>> BEGIN

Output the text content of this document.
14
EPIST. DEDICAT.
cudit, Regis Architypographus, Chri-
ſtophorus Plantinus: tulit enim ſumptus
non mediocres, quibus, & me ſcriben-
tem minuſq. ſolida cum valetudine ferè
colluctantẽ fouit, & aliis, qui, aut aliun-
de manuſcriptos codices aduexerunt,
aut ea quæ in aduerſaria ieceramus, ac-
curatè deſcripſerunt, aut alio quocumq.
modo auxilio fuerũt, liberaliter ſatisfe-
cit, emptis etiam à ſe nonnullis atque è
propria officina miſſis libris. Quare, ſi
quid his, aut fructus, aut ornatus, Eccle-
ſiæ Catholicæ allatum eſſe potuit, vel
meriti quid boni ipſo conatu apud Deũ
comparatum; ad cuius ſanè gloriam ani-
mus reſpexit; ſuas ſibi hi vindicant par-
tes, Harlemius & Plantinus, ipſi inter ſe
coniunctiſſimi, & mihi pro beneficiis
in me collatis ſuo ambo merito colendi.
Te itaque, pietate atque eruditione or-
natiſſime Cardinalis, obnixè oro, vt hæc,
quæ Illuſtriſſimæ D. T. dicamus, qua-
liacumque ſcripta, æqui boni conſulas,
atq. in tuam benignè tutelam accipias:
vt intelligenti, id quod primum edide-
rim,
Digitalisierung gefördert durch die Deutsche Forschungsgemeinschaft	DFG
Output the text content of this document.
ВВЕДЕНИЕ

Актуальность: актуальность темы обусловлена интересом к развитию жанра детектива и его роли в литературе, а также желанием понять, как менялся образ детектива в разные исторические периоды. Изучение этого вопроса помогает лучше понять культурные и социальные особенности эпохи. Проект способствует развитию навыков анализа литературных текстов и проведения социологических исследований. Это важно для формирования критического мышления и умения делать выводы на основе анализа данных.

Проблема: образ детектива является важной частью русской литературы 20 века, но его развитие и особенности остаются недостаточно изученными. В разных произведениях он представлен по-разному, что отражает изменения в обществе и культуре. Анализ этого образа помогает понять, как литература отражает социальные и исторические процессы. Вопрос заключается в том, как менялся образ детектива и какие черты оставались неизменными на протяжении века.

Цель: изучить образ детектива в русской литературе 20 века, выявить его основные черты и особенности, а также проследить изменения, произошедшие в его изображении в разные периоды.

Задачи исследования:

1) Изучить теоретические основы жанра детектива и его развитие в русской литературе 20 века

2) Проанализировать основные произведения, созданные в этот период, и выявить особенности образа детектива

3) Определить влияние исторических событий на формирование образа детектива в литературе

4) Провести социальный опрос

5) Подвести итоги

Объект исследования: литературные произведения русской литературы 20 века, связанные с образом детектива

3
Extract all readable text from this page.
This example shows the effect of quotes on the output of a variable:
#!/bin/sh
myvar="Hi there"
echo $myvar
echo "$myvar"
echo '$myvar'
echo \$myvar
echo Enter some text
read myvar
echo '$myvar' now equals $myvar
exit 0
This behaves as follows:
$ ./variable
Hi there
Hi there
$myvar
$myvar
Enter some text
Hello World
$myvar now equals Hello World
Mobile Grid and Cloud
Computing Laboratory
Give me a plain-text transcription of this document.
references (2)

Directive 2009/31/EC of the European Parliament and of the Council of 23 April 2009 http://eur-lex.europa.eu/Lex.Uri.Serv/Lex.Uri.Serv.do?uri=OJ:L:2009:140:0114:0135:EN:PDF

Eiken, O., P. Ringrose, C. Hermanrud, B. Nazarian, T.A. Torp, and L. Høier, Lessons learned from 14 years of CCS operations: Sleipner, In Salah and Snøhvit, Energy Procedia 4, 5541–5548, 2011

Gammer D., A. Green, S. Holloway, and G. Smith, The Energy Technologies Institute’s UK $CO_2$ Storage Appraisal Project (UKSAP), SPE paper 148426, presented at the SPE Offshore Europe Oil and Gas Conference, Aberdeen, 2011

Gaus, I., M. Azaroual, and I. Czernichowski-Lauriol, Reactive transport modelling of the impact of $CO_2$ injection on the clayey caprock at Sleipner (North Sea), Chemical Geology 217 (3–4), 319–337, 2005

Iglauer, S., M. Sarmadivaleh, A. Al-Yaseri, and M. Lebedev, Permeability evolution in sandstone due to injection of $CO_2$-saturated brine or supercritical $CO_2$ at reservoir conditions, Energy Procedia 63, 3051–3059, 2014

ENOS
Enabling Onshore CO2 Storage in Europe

>> END

Exercise directions: Exact copies of all the records are required.

Answer to the exercise:
Output the text content of this document.
14
EPIST. DEDICAT.
cudit, Regis Architypographus, Chri-
ſtophorus Plantinus: tulit enim ſumptus
non mediocres, quibus, & me ſcriben-
tem minuſq. ſolida cum valetudine ferè
colluctantẽ fouit, & aliis, qui, aut aliun-
de manuſcriptos codices aduexerunt,
aut ea quæ in aduerſaria ieceramus, ac-
curatè deſcripſerunt, aut alio quocumq.
modo auxilio fuerũt, liberaliter ſatisfe-
cit, emptis etiam à ſe nonnullis atque è
propria officina miſſis libris. Quare, ſi
quid his, aut fructus, aut ornatus, Eccle-
ſiæ Catholicæ allatum eſſe potuit, vel
meriti quid boni ipſo conatu apud Deũ
comparatum; ad cuius ſanè gloriam ani-
mus reſpexit; ſuas ſibi hi vindicant par-
tes, Harlemius & Plantinus, ipſi inter ſe
coniunctiſſimi, & mihi pro beneficiis
in me collatis ſuo ambo merito colendi.
Te itaque, pietate atque eruditione or-
natiſſime Cardinalis, obnixè oro, vt hæc,
quæ Illuſtriſſimæ D. T. dicamus, qua-
liacumque ſcripta, æqui boni conſulas,
atq. in tuam benignè tutelam accipias:
vt intelligenti, id quod primum edide-
rim,
Digitalisierung gefördert durch die Deutsche Forschungsgemeinschaft	DFG
Output the text content of this document.
ВВЕДЕНИЕ

Актуальность: актуальность темы обусловлена интересом к развитию жанра детектива и его роли в литературе, а также желанием понять, как менялся образ детектива в разные исторические периоды. Изучение этого вопроса помогает лучше понять культурные и социальные особенности эпохи. Проект способствует развитию навыков анализа литературных текстов и проведения социологических исследований. Это важно для формирования критического мышления и умения делать выводы на основе анализа данных.

Проблема: образ детектива является важной частью русской литературы 20 века, но его развитие и особенности остаются недостаточно изученными. В разных произведениях он представлен по-разному, что отражает изменения в обществе и культуре. Анализ этого образа помогает понять, как литература отражает социальные и исторические процессы. Вопрос заключается в том, как менялся образ детектива и какие черты оставались неизменными на протяжении века.

Цель: изучить образ детектива в русской литературе 20 века, выявить его основные черты и особенности, а также проследить изменения, произошедшие в его изображении в разные периоды.

Задачи исследования:

1) Изучить теоретические основы жанра детектива и его развитие в русской литературе 20 века

2) Проанализировать основные произведения, созданные в этот период, и выявить особенности образа детектива

3) Определить влияние исторических событий на формирование образа детектива в литературе

4) Провести социальный опрос

5) Подвести итоги

Объект исследования: литературные произведения русской литературы 20 века, связанные с образом детектива

3
Extract all readable text from this page.
This example shows the effect of quotes on the output of a variable:
#!/bin/sh
myvar="Hi there"
echo $myvar
echo "$myvar"
echo '$myvar'
echo \$myvar
echo Enter some text
read myvar
echo '$myvar' now equals $myvar
exit 0
This behaves as follows:
$ ./variable
Hi there
Hi there
$myvar
$myvar
Enter some text
Hello World
$myvar now equals Hello World
Mobile Grid and Cloud
Computing Laboratory
Give me a plain-text transcription of this document.
references (2)

Directive 2009/31/EC of the European Parliament and of the Council of 23 April 2009 http://eur-lex.europa.eu/Lex.Uri.Serv/Lex.Uri.Serv.do?uri=OJ:L:2009:140:0114:0135:EN:PDF

Eiken, O., P. Ringrose, C. Hermanrud, B. Nazarian, T.A. Torp, and L. Høier, Lessons learned from 14 years of CCS operations: Sleipner, In Salah and Snøhvit, Energy Procedia 4, 5541–5548, 2011

Gammer D., A. Green, S. Holloway, and G. Smith, The Energy Technologies Institute’s UK $CO_2$ Storage Appraisal Project (UKSAP), SPE paper 148426, presented at the SPE Offshore Europe Oil and Gas Conference, Aberdeen, 2011

Gaus, I., M. Azaroual, and I. Czernichowski-Lauriol, Reactive transport modelling of the impact of $CO_2$ injection on the clayey caprock at Sleipner (North Sea), Chemical Geology 217 (3–4), 319–337, 2005

Iglauer, S., M. Sarmadivaleh, A. Al-Yaseri, and M. Lebedev, Permeability evolution in sandstone due to injection of $CO_2$-saturated brine or supercritical $CO_2$ at reservoir conditions, Energy Procedia 63, 3051–3059, 2014

ENOS
Enabling Onshore CO2 Storage in Europe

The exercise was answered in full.